**Objective:**
Retype the listing that follows, exactly as written.

**Extracted material:**
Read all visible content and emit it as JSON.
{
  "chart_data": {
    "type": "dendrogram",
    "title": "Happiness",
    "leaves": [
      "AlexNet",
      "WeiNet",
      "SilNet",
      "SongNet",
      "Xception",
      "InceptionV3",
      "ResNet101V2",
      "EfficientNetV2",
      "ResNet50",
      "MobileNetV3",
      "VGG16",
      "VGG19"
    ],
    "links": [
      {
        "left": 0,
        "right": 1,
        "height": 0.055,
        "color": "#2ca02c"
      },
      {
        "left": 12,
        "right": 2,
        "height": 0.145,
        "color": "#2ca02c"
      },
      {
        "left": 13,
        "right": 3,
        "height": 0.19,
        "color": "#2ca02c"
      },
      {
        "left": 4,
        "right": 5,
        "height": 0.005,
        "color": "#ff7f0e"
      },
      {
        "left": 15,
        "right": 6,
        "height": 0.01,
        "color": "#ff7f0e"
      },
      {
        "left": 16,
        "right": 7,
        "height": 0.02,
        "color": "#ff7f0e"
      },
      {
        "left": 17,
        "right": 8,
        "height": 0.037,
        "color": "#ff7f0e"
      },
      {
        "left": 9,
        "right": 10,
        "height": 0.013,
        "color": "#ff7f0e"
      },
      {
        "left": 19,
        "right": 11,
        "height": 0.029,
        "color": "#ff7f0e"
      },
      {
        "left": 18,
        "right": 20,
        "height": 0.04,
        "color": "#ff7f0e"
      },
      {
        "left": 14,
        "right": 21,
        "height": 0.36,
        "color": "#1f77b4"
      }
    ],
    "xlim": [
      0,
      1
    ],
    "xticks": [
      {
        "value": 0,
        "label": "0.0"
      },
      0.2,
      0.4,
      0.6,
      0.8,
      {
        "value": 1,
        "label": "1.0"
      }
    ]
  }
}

**The output:**
Read all visible content and emit it as JSON.
{
  "chart_data": {
    "type": "dendrogram",
    "title": "Happiness",
    "leaves": [
      "AlexNet",
      "WeiNet",
      "SilNet",
      "SongNet",
      "Xception",
      "InceptionV3",
      "ResNet101V2",
      "EfficientNetV2",
      "ResNet50",
      "MobileNetV3",
      "VGG16",
      "VGG19"
    ],
    "links": [
      {
        "left": 0,
        "right": 1,
        "height": 0.055,
        "color": "#2ca02c"
      },
      {
        "left": 12,
        "right": 2,
        "height": 0.145,
        "color": "#2ca02c"
      },
      {
        "left": 13,
        "right": 3,
        "height": 0.19,
        "color": "#2ca02c"
      },
      {
        "left": 4,
        "right": 5,
        "height": 0.005,
        "color": "#ff7f0e"
      },
      {
        "left": 15,
        "right": 6,
        "height": 0.01,
        "color": "#ff7f0e"
      },
      {
        "left": 16,
        "right": 7,
        "height": 0.02,
        "color": "#ff7f0e"
      },
      {
        "left": 17,
        "right": 8,
        "height": 0.037,
        "color": "#ff7f0e"
      },
      {
        "left": 9,
        "right": 10,
        "height": 0.013,
        "color": "#ff7f0e"
      },
      {
        "left": 19,
        "right": 11,
        "height": 0.029,
        "color": "#ff7f0e"
      },
      {
        "left": 18,
        "right": 20,
        "height": 0.04,
        "color": "#ff7f0e"
      },
      {
        "left": 14,
        "right": 21,
        "height": 0.36,
        "color": "#1f77b4"
      }
    ],
    "xlim": [
      0,
      1
    ],
    "xticks": [
      {
        "value": 0,
        "label": "0.0"
      },
      0.2,
      0.4,
      0.6,
      0.8,
      {
        "value": 1,
        "label": "1.0"
      }
    ]
  }
}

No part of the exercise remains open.